### Выбранный отрывок

- - -

И фельдшер, приехавший со «скорой», ручался: «Довезем. Устрою кислородную палатку. Лекарства все есть…»
И все же врач не согласилась везти.
А я… я молчала… Или я не хотела, чтобы его увезли? Или надеялась на что-то?
Но я даже договорилась с приехавшим со «скорой» фельдшером, что на другое утро он приедет, чтобы сменить Радика, дежурить в очередь с ним, так как тот буквально валился с ног.
Да, я не допускала мысли, что близок конец, что это — смерть. И когда фельдшер просил, чтобы завтра утром ему позвонили, чтобы ему не пришлось приехать напрасно, я настаивала: «Приезжайте непременно! Никаких изменений не может быть!»
Потом вдруг приехал рентген, и к нему ввалилась целая группа людей — стали делать снимок. Зачем? Только мучили напрасно и волновали. И, может быть, этим еще ускорили развязку. Да к тому же чуть не устроили пожар: дура-санитарка обернула электрическую лампочку полотенцем, которое, конечно, вспыхнуло — и ему пришлось дышать этим дымом!
Когда я поднялась наверх (я не присутствовала при снимке — там много было народу и без меня, поместиться негде), я сразу почувствовала запах паленого и в ужас пришла, когда узнала, в чем дело… Потом приходили брать кровь… Ах, сколько волнений причинили они ему, бедняжке, в тот последний его день!
И меня отвлекли от него — если б не эти ненужные процедуры, я бы не отошла от него ни на минуту!
Потом Радик стал требовать, чтоб сварили куриный бульон. Я бросилась искать курицу — сначала к Дуне, но Дуня посоветовала лучше обратиться к соседке Дусе — у той куры моложе. Наконец, достали куру… Потом Радик стал кормить его обедом. И, помню, крикнул с балкона: «Все съел! Несите второе!» Он так хорошо ел в этот последний день!
И утром, кроме молока и ягод, съел много меду, который прислала ему Зуева. Бедняжка, бедняжка — он хотел спастись, он думал — беда в том, что он мало ест, он стал есть больше. Он бросил курить, стал есть — он не хотел умирать, он хотел жить, жить!..
Но после того как я так порадовалась тому, что он ест, когда подумала, что он спасен, и началась трагическая развязка.
И вот подошло шесть часов понедельника, 21 июля.
Я была внизу — кажется, заказывала Ольге обед на завтра. У него был Валя.
И Валя рассказал потом, что он сказал ему: «Достань из пиджака бумажник, деньги». И дал ему 1000 рублей.

- - -

### Исходные данные
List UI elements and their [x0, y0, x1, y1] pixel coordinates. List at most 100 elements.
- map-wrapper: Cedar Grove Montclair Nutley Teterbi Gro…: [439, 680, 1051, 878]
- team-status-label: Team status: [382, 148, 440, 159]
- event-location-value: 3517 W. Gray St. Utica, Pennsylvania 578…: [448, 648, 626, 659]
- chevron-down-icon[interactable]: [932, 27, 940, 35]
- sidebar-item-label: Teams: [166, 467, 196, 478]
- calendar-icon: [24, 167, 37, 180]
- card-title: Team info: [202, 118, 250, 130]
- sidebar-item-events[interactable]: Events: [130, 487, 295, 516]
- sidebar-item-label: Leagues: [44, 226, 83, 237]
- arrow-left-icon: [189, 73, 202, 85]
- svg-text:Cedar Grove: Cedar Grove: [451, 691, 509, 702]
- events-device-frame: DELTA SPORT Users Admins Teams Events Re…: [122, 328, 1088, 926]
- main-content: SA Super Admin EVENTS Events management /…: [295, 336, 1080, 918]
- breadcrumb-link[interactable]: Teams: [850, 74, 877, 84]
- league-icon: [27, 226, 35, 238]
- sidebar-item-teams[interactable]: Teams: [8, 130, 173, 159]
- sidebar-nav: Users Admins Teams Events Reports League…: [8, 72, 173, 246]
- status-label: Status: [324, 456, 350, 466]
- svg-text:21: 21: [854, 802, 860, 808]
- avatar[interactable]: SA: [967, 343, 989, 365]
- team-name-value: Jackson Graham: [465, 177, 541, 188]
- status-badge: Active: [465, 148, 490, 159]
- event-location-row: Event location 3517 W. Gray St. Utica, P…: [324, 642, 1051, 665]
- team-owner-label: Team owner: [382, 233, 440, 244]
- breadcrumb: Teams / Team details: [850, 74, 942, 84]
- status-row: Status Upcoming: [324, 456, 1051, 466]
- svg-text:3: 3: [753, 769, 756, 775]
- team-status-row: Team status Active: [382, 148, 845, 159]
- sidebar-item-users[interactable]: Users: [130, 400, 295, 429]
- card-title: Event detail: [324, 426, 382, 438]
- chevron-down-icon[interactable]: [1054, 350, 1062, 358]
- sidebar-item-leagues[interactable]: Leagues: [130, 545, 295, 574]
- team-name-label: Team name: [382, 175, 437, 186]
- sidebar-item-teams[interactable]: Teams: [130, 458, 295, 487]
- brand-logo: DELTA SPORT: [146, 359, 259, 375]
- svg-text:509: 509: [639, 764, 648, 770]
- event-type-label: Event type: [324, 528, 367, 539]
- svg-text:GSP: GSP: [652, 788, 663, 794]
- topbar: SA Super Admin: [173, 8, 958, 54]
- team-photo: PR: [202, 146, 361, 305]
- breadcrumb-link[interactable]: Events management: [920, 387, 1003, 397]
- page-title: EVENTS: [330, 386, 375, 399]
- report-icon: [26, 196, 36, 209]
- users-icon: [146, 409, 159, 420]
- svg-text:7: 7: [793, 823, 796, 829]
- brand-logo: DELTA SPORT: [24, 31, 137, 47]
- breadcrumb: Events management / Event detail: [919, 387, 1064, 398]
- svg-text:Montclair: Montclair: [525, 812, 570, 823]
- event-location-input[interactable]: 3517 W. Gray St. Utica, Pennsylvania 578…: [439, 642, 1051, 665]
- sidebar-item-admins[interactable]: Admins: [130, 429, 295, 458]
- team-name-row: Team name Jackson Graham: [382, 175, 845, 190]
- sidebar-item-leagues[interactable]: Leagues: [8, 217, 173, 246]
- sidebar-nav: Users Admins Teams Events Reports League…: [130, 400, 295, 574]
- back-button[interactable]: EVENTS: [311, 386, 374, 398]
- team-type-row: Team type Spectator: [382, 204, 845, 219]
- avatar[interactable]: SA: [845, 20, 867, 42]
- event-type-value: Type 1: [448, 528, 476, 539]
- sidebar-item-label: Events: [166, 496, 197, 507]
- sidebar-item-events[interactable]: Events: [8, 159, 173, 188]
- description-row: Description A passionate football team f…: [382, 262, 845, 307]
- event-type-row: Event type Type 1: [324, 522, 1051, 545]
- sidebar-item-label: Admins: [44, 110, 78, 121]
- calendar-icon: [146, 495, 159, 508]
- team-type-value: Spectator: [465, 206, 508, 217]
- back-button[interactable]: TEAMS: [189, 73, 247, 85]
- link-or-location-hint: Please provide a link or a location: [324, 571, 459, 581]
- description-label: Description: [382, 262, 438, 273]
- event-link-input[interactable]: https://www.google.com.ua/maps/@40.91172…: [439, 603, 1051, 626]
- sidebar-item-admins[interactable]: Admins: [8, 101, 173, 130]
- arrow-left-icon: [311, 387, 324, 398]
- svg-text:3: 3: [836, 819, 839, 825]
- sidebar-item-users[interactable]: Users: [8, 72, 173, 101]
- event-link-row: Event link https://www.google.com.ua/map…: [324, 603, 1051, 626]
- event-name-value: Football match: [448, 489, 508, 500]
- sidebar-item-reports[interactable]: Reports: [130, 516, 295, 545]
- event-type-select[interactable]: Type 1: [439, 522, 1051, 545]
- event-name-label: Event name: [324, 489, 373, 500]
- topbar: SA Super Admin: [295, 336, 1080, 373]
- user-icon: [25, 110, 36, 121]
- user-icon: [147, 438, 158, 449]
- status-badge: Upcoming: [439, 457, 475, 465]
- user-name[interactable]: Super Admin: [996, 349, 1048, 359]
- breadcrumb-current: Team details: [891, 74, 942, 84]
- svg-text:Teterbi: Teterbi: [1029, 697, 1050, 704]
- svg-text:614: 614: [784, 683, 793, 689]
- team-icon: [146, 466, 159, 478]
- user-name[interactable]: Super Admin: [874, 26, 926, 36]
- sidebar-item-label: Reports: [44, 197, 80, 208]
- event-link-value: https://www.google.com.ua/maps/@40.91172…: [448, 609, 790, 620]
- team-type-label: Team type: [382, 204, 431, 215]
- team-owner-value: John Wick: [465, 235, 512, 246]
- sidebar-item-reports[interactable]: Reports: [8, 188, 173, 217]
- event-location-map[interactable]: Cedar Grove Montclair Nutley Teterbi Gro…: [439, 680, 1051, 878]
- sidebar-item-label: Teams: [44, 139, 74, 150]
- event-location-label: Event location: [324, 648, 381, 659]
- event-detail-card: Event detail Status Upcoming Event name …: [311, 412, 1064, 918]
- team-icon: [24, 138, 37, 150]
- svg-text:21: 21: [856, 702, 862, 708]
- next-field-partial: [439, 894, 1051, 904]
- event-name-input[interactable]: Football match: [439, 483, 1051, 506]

- - -

### Задания для выполнения
• 1. Что санитарка обернула полотенцем, согласно отрывку?
• 2. Перепишите из отрывка всё от слов «И меня отвлекли» и вниз до слов «этот последний день!».

### Ответы по заданиям
• 1. Электрическую лампочку.

• 2.
И меня отвлекли от него — если б не эти ненужные процедуры, я бы не отошла от него ни на минуту!
Потом Радик стал требовать, чтоб сварили куриный бульон. Я бросилась искать курицу — сначала к Дуне, но Дуня посоветовала лучше обратиться к соседке Дусе — у той куры моложе. Наконец, достали куру… Потом Радик стал кормить его обедом. И, помню, крикнул с балкона: «Все съел! Несите второе!» Он так хорошо ел в этот последний день!